### Problem to solve
Determine how many lines carry the word "insuficientes". Output that number only.

[Extracted data entries]
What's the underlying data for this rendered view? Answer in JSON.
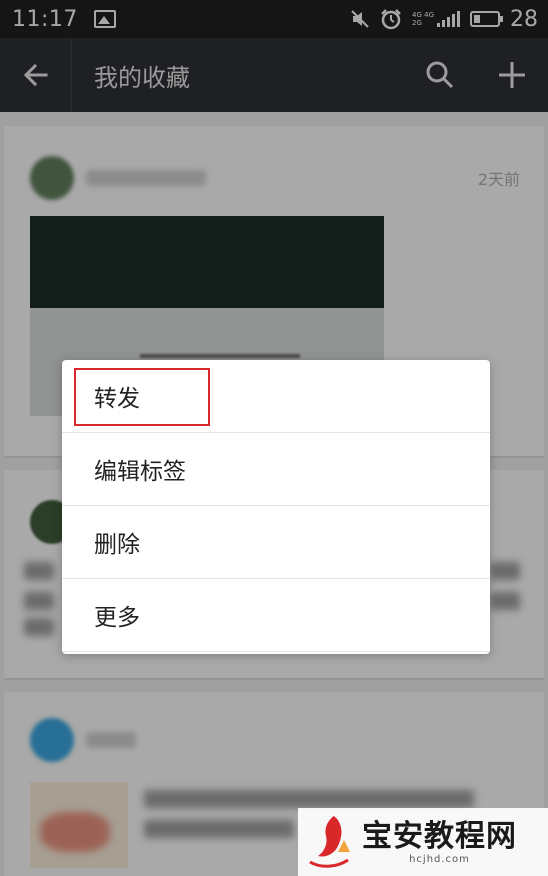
{
  "status_bar": {
    "time": "11:17",
    "network_top": "4G 4G",
    "network_bottom": "2G",
    "battery": "28"
  },
  "header": {
    "title": "我的收藏"
  },
  "list": {
    "items": [
      {
        "time": "2天前"
      },
      {
        "time": ""
      },
      {
        "time": ""
      }
    ]
  },
  "context_menu": {
    "items": [
      {
        "label": "转发",
        "highlighted": true
      },
      {
        "label": "编辑标签"
      },
      {
        "label": "删除"
      },
      {
        "label": "更多"
      }
    ]
  },
  "watermark": {
    "name": "宝安教程网",
    "url": "hcjhd.com"
  },
  "colors": {
    "app_bar": "#2b2e33",
    "status_bar": "#1f1f1f",
    "highlight": "#d9282a",
    "watermark_logo": "#d9282a"
  },
  "icons": [
    "image-icon",
    "mute-icon",
    "alarm-icon",
    "signal-icon",
    "battery-icon",
    "back-arrow-icon",
    "search-icon",
    "add-icon"
  ]
}
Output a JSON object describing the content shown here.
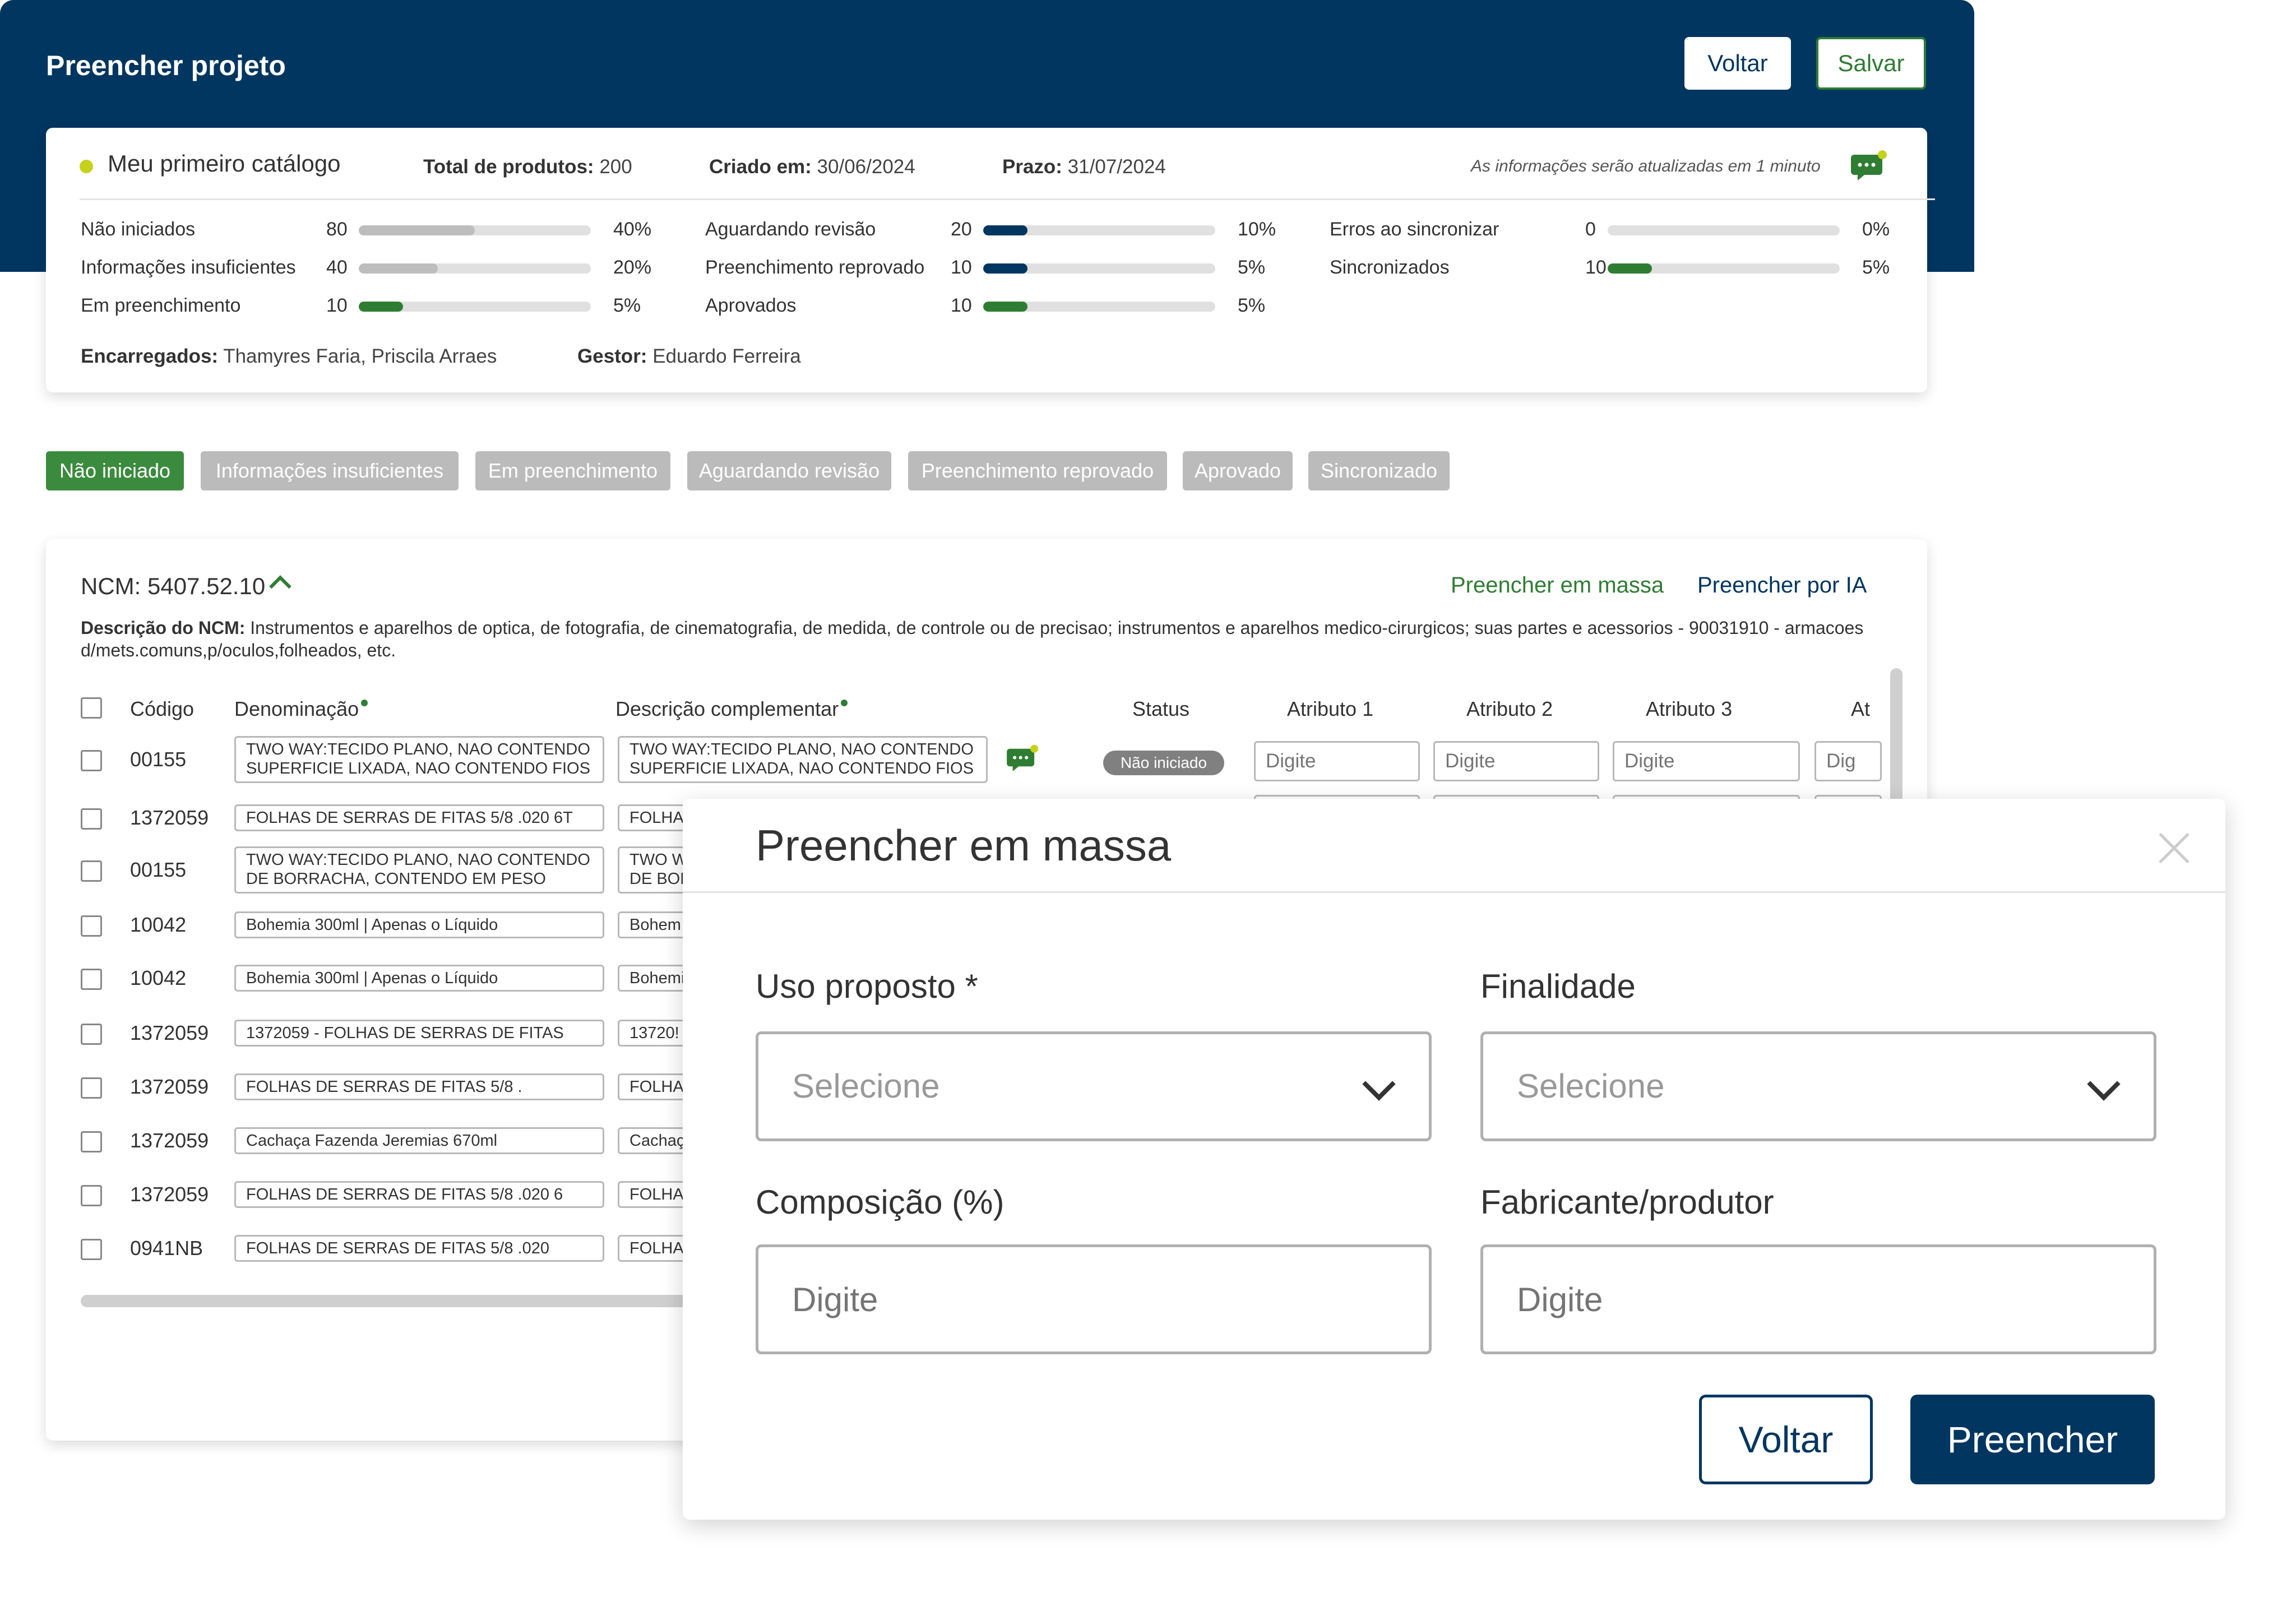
{
  "header": {
    "title": "Preencher projeto",
    "back_label": "Voltar",
    "save_label": "Salvar"
  },
  "summary": {
    "catalog_name": "Meu primeiro catálogo",
    "total_label": "Total de produtos:",
    "total_value": "200",
    "created_label": "Criado em:",
    "created_value": "30/06/2024",
    "deadline_label": "Prazo:",
    "deadline_value": "31/07/2024",
    "update_note": "As informações serão atualizadas em 1 minuto",
    "stats": [
      {
        "label": "Não iniciados",
        "count": "80",
        "percent": "40%",
        "progress": 0.5,
        "color": "#bdbdbd"
      },
      {
        "label": "Informações insuficientes",
        "count": "40",
        "percent": "20%",
        "progress": 0.34,
        "color": "#bdbdbd"
      },
      {
        "label": "Em preenchimento",
        "count": "10",
        "percent": "5%",
        "progress": 0.19,
        "color": "#2e7d32"
      },
      {
        "label": "Aguardando revisão",
        "count": "20",
        "percent": "10%",
        "progress": 0.19,
        "color": "#013661"
      },
      {
        "label": "Preenchimento reprovado",
        "count": "10",
        "percent": "5%",
        "progress": 0.19,
        "color": "#013661"
      },
      {
        "label": "Aprovados",
        "count": "10",
        "percent": "5%",
        "progress": 0.19,
        "color": "#2e7d32"
      },
      {
        "label": "Erros ao sincronizar",
        "count": "0",
        "percent": "0%",
        "progress": 0,
        "color": "#c62828"
      },
      {
        "label": "Sincronizados",
        "count": "10",
        "percent": "5%",
        "progress": 0.19,
        "color": "#2e7d32"
      }
    ],
    "assignees_label": "Encarregados:",
    "assignees_value": "Thamyres Faria, Priscila Arraes",
    "manager_label": "Gestor:",
    "manager_value": "Eduardo Ferreira"
  },
  "filters": [
    "Não iniciado",
    "Informações insuficientes",
    "Em preenchimento",
    "Aguardando revisão",
    "Preenchimento reprovado",
    "Aprovado",
    "Sincronizado"
  ],
  "ncm": {
    "title": "NCM: 5407.52.10",
    "mass_fill_link": "Preencher em massa",
    "ai_fill_link": "Preencher por IA",
    "desc_label": "Descrição do NCM:",
    "desc_text": "Instrumentos e aparelhos de optica, de fotografia, de cinematografia, de medida, de controle ou de precisao; instrumentos e aparelhos medico-cirurgicos; suas partes e acessorios - 90031910 - armacoes d/mets.comuns,p/oculos,folheados, etc."
  },
  "table": {
    "columns": {
      "code": "Código",
      "name": "Denominação",
      "desc": "Descrição complementar",
      "status": "Status",
      "attr1": "Atributo 1",
      "attr2": "Atributo 2",
      "attr3": "Atributo 3",
      "attr4": "At"
    },
    "first_row_status": "Não iniciado",
    "attr_placeholder": "Digite",
    "attr_partial_placeholder": "Dig",
    "rows": [
      {
        "code": "00155",
        "name_l1": "TWO WAY:TECIDO PLANO, NAO CONTENDO",
        "name_l2": "SUPERFICIE LIXADA, NAO CONTENDO FIOS",
        "desc_l1": "TWO WAY:TECIDO PLANO, NAO CONTENDO",
        "desc_l2": "SUPERFICIE LIXADA, NAO CONTENDO FIOS"
      },
      {
        "code": "1372059",
        "name_l1": "FOLHAS DE SERRAS DE FITAS 5/8 .020 6T",
        "name_l2": "",
        "desc_l1": "FOLHA",
        "desc_l2": ""
      },
      {
        "code": "00155",
        "name_l1": "TWO WAY:TECIDO PLANO, NAO CONTENDO",
        "name_l2": "DE BORRACHA, CONTENDO EM PESO",
        "desc_l1": "TWO W",
        "desc_l2": "DE BOR"
      },
      {
        "code": "10042",
        "name_l1": "Bohemia 300ml | Apenas o Líquido",
        "name_l2": "",
        "desc_l1": "Bohem",
        "desc_l2": ""
      },
      {
        "code": "10042",
        "name_l1": "Bohemia 300ml | Apenas o Líquido",
        "name_l2": "",
        "desc_l1": "Bohemi",
        "desc_l2": ""
      },
      {
        "code": "1372059",
        "name_l1": "1372059 - FOLHAS DE SERRAS DE FITAS",
        "name_l2": "",
        "desc_l1": "13720!",
        "desc_l2": ""
      },
      {
        "code": "1372059",
        "name_l1": "FOLHAS DE SERRAS DE FITAS 5/8 .",
        "name_l2": "",
        "desc_l1": "FOLHAS",
        "desc_l2": ""
      },
      {
        "code": "1372059",
        "name_l1": "Cachaça Fazenda Jeremias 670ml",
        "name_l2": "",
        "desc_l1": "Cachaç",
        "desc_l2": ""
      },
      {
        "code": "1372059",
        "name_l1": "FOLHAS DE SERRAS DE FITAS 5/8 .020 6",
        "name_l2": "",
        "desc_l1": "FOLHAS",
        "desc_l2": ""
      },
      {
        "code": "0941NB",
        "name_l1": "FOLHAS DE SERRAS DE FITAS 5/8 .020",
        "name_l2": "",
        "desc_l1": "FOLHA",
        "desc_l2": ""
      }
    ]
  },
  "modal": {
    "title": "Preencher em massa",
    "uso_label": "Uso proposto *",
    "uso_placeholder": "Selecione",
    "finalidade_label": "Finalidade",
    "finalidade_placeholder": "Selecione",
    "composicao_label": "Composição (%)",
    "composicao_placeholder": "Digite",
    "fabricante_label": "Fabricante/produtor",
    "fabricante_placeholder": "Digite",
    "back_label": "Voltar",
    "fill_label": "Preencher"
  },
  "colors": {
    "primary": "#013661",
    "green": "#2e7d32",
    "chip_active": "#3b8b3e",
    "chip_inactive": "#bbbbbb",
    "status_badge": "#808080",
    "notification_dot": "#c5d21b"
  }
}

### Answer to the task
2